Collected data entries

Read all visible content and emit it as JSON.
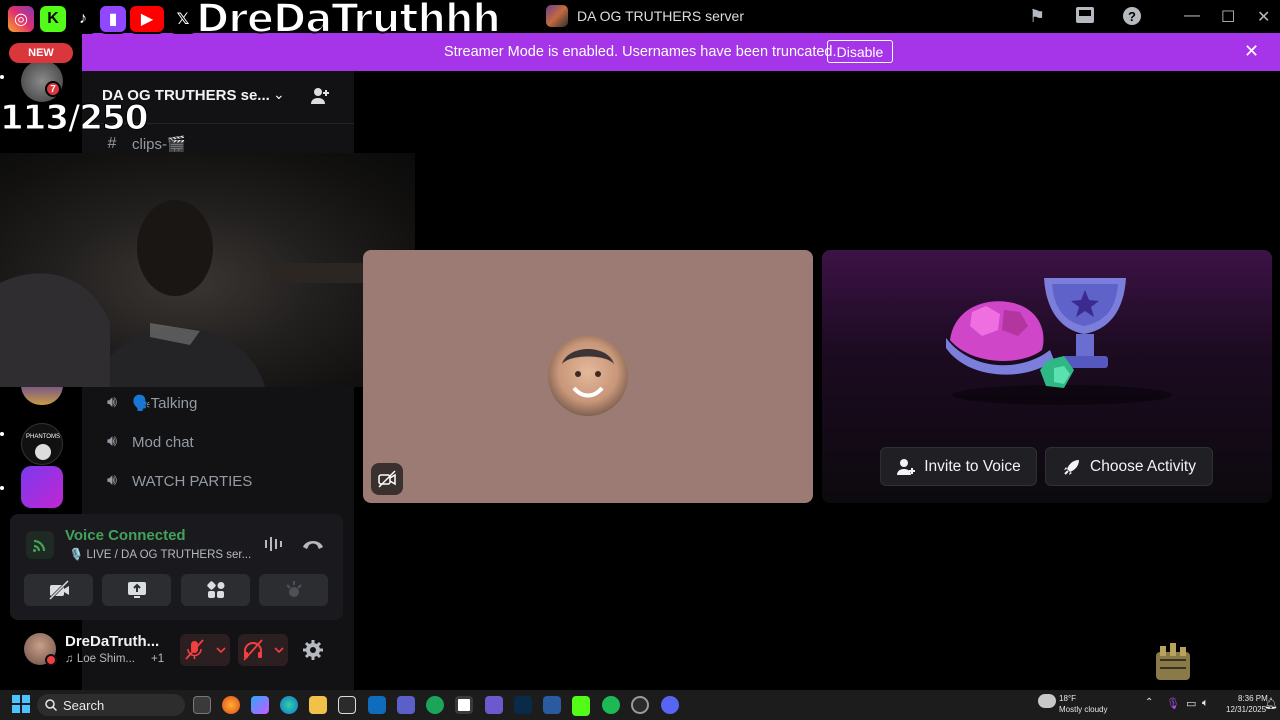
{
  "window": {
    "title": "DA OG TRUTHERS server"
  },
  "overlay": {
    "streamer_name": "DreDaTruthhh",
    "new_badge": "NEW",
    "counter": "113/250",
    "notification_count": "7",
    "social_icons": [
      "instagram-icon",
      "kick-icon",
      "tiktok-icon",
      "twitch-icon",
      "youtube-icon",
      "x-icon"
    ]
  },
  "banner": {
    "text": "Streamer Mode is enabled. Usernames have been truncated.",
    "button": "Disable"
  },
  "sidebar": {
    "server_name": "DA OG TRUTHERS se...",
    "channels": [
      {
        "name": "clips-🎬",
        "type": "text"
      },
      {
        "name": "🗣️Talking",
        "type": "voice"
      },
      {
        "name": "Mod chat",
        "type": "voice"
      },
      {
        "name": "WATCH PARTIES",
        "type": "voice"
      }
    ]
  },
  "voice": {
    "status": "Voice Connected",
    "channel": "🎙️ LIVE / DA OG TRUTHERS ser..."
  },
  "user": {
    "name": "DreDaTruth...",
    "status": "♫ Loe Shim...",
    "extra": "+1"
  },
  "activity": {
    "invite_label": "Invite to Voice",
    "choose_label": "Choose Activity"
  },
  "taskbar": {
    "search_label": "Search",
    "weather_temp": "18°F",
    "weather_desc": "Mostly cloudy",
    "time": "8:36 PM",
    "date": "12/31/2025"
  }
}
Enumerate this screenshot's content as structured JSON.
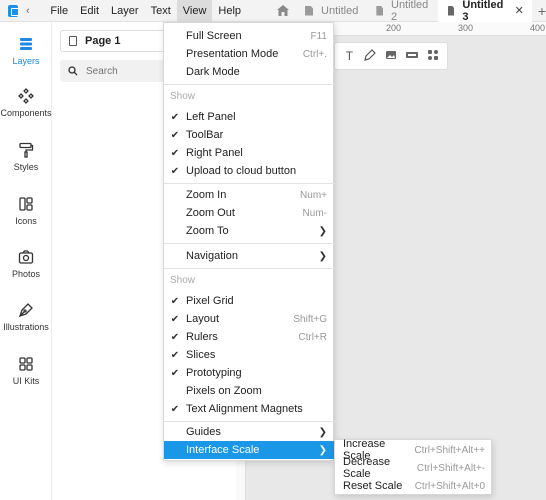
{
  "menubar": {
    "items": [
      "File",
      "Edit",
      "Layer",
      "Text",
      "View",
      "Help"
    ],
    "active": "View"
  },
  "tabs": [
    {
      "label": "Untitled",
      "active": false
    },
    {
      "label": "Untitled 2",
      "active": false
    },
    {
      "label": "Untitled 3",
      "active": true
    }
  ],
  "rail": [
    {
      "label": "Layers",
      "icon": "layers-icon",
      "active": true
    },
    {
      "label": "Components",
      "icon": "components-icon",
      "active": false
    },
    {
      "label": "Styles",
      "icon": "paint-roller-icon",
      "active": false
    },
    {
      "label": "Icons",
      "icon": "shapes-icon",
      "active": false
    },
    {
      "label": "Photos",
      "icon": "camera-icon",
      "active": false
    },
    {
      "label": "Illustrations",
      "icon": "pen-tool-icon",
      "active": false
    },
    {
      "label": "UI Kits",
      "icon": "ui-kits-icon",
      "active": false
    }
  ],
  "panel": {
    "page_label": "Page 1",
    "search_placeholder": "Search"
  },
  "ruler": {
    "labels": [
      "200",
      "300",
      "400"
    ]
  },
  "view_menu": {
    "full_screen": {
      "label": "Full Screen",
      "shortcut": "F11"
    },
    "presentation": {
      "label": "Presentation Mode",
      "shortcut": "Ctrl+."
    },
    "dark_mode": {
      "label": "Dark Mode"
    },
    "show_label_1": "Show",
    "left_panel": {
      "label": "Left Panel",
      "checked": true
    },
    "toolbar": {
      "label": "ToolBar",
      "checked": true
    },
    "right_panel": {
      "label": "Right Panel",
      "checked": true
    },
    "upload": {
      "label": "Upload to cloud button",
      "checked": true
    },
    "zoom_in": {
      "label": "Zoom In",
      "shortcut": "Num+"
    },
    "zoom_out": {
      "label": "Zoom Out",
      "shortcut": "Num-"
    },
    "zoom_to": {
      "label": "Zoom To"
    },
    "navigation": {
      "label": "Navigation"
    },
    "show_label_2": "Show",
    "pixel_grid": {
      "label": "Pixel Grid",
      "checked": true
    },
    "layout": {
      "label": "Layout",
      "shortcut": "Shift+G",
      "checked": true
    },
    "rulers": {
      "label": "Rulers",
      "shortcut": "Ctrl+R",
      "checked": true
    },
    "slices": {
      "label": "Slices",
      "checked": true
    },
    "prototyping": {
      "label": "Prototyping",
      "checked": true
    },
    "pixels_on_zoom": {
      "label": "Pixels on Zoom",
      "checked": false
    },
    "text_alignment": {
      "label": "Text Alignment Magnets",
      "checked": true
    },
    "guides": {
      "label": "Guides"
    },
    "interface_scale": {
      "label": "Interface Scale"
    }
  },
  "scale_submenu": {
    "increase": {
      "label": "Increase Scale",
      "shortcut": "Ctrl+Shift+Alt++"
    },
    "decrease": {
      "label": "Decrease Scale",
      "shortcut": "Ctrl+Shift+Alt+-"
    },
    "reset": {
      "label": "Reset Scale",
      "shortcut": "Ctrl+Shift+Alt+0"
    }
  },
  "check_glyph": "✔",
  "colors": {
    "accent": "#1a97e6",
    "menu_active": "#dcdcdc"
  }
}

== Written request ==
Exclude the pictures and repeat every other part of the records word for word.

== The response ==
Read all visible content and emit it as JSON.
{
  "window": {
    "title": "DA OG TRUTHERS server"
  },
  "overlay": {
    "streamer_name": "DreDaTruthhh",
    "new_badge": "NEW",
    "counter": "113/250",
    "notification_count": "7",
    "social_icons": [
      "instagram-icon",
      "kick-icon",
      "tiktok-icon",
      "twitch-icon",
      "youtube-icon",
      "x-icon"
    ]
  },
  "banner": {
    "text": "Streamer Mode is enabled. Usernames have been truncated.",
    "button": "Disable"
  },
  "sidebar": {
    "server_name": "DA OG TRUTHERS se...",
    "channels": [
      {
        "name": "clips-🎬",
        "type": "text"
      },
      {
        "name": "🗣️Talking",
        "type": "voice"
      },
      {
        "name": "Mod chat",
        "type": "voice"
      },
      {
        "name": "WATCH PARTIES",
        "type": "voice"
      }
    ]
  },
  "voice": {
    "status": "Voice Connected",
    "channel": "🎙️ LIVE / DA OG TRUTHERS ser..."
  },
  "user": {
    "name": "DreDaTruth...",
    "status": "♫ Loe Shim...",
    "extra": "+1"
  },
  "activity": {
    "invite_label": "Invite to Voice",
    "choose_label": "Choose Activity"
  },
  "taskbar": {
    "search_label": "Search",
    "weather_temp": "18°F",
    "weather_desc": "Mostly cloudy",
    "time": "8:36 PM",
    "date": "12/31/2025"
  }
}
Enumerate this screenshot's content as structured JSON.
{
  "menubar": {
    "items": [
      "File",
      "Edit",
      "Layer",
      "Text",
      "View",
      "Help"
    ],
    "active": "View"
  },
  "tabs": [
    {
      "label": "Untitled",
      "active": false
    },
    {
      "label": "Untitled 2",
      "active": false
    },
    {
      "label": "Untitled 3",
      "active": true
    }
  ],
  "rail": [
    {
      "label": "Layers",
      "icon": "layers-icon",
      "active": true
    },
    {
      "label": "Components",
      "icon": "components-icon",
      "active": false
    },
    {
      "label": "Styles",
      "icon": "paint-roller-icon",
      "active": false
    },
    {
      "label": "Icons",
      "icon": "shapes-icon",
      "active": false
    },
    {
      "label": "Photos",
      "icon": "camera-icon",
      "active": false
    },
    {
      "label": "Illustrations",
      "icon": "pen-tool-icon",
      "active": false
    },
    {
      "label": "UI Kits",
      "icon": "ui-kits-icon",
      "active": false
    }
  ],
  "panel": {
    "page_label": "Page 1",
    "search_placeholder": "Search"
  },
  "ruler": {
    "labels": [
      "200",
      "300",
      "400"
    ]
  },
  "view_menu": {
    "full_screen": {
      "label": "Full Screen",
      "shortcut": "F11"
    },
    "presentation": {
      "label": "Presentation Mode",
      "shortcut": "Ctrl+."
    },
    "dark_mode": {
      "label": "Dark Mode"
    },
    "show_label_1": "Show",
    "left_panel": {
      "label": "Left Panel",
      "checked": true
    },
    "toolbar": {
      "label": "ToolBar",
      "checked": true
    },
    "right_panel": {
      "label": "Right Panel",
      "checked": true
    },
    "upload": {
      "label": "Upload to cloud button",
      "checked": true
    },
    "zoom_in": {
      "label": "Zoom In",
      "shortcut": "Num+"
    },
    "zoom_out": {
      "label": "Zoom Out",
      "shortcut": "Num-"
    },
    "zoom_to": {
      "label": "Zoom To"
    },
    "navigation": {
      "label": "Navigation"
    },
    "show_label_2": "Show",
    "pixel_grid": {
      "label": "Pixel Grid",
      "checked": true
    },
    "layout": {
      "label": "Layout",
      "shortcut": "Shift+G",
      "checked": true
    },
    "rulers": {
      "label": "Rulers",
      "shortcut": "Ctrl+R",
      "checked": true
    },
    "slices": {
      "label": "Slices",
      "checked": true
    },
    "prototyping": {
      "label": "Prototyping",
      "checked": true
    },
    "pixels_on_zoom": {
      "label": "Pixels on Zoom",
      "checked": false
    },
    "text_alignment": {
      "label": "Text Alignment Magnets",
      "checked": true
    },
    "guides": {
      "label": "Guides"
    },
    "interface_scale": {
      "label": "Interface Scale"
    }
  },
  "scale_submenu": {
    "increase": {
      "label": "Increase Scale",
      "shortcut": "Ctrl+Shift+Alt++"
    },
    "decrease": {
      "label": "Decrease Scale",
      "shortcut": "Ctrl+Shift+Alt+-"
    },
    "reset": {
      "label": "Reset Scale",
      "shortcut": "Ctrl+Shift+Alt+0"
    }
  },
  "check_glyph": "✔",
  "colors": {
    "accent": "#1a97e6",
    "menu_active": "#dcdcdc"
  }
}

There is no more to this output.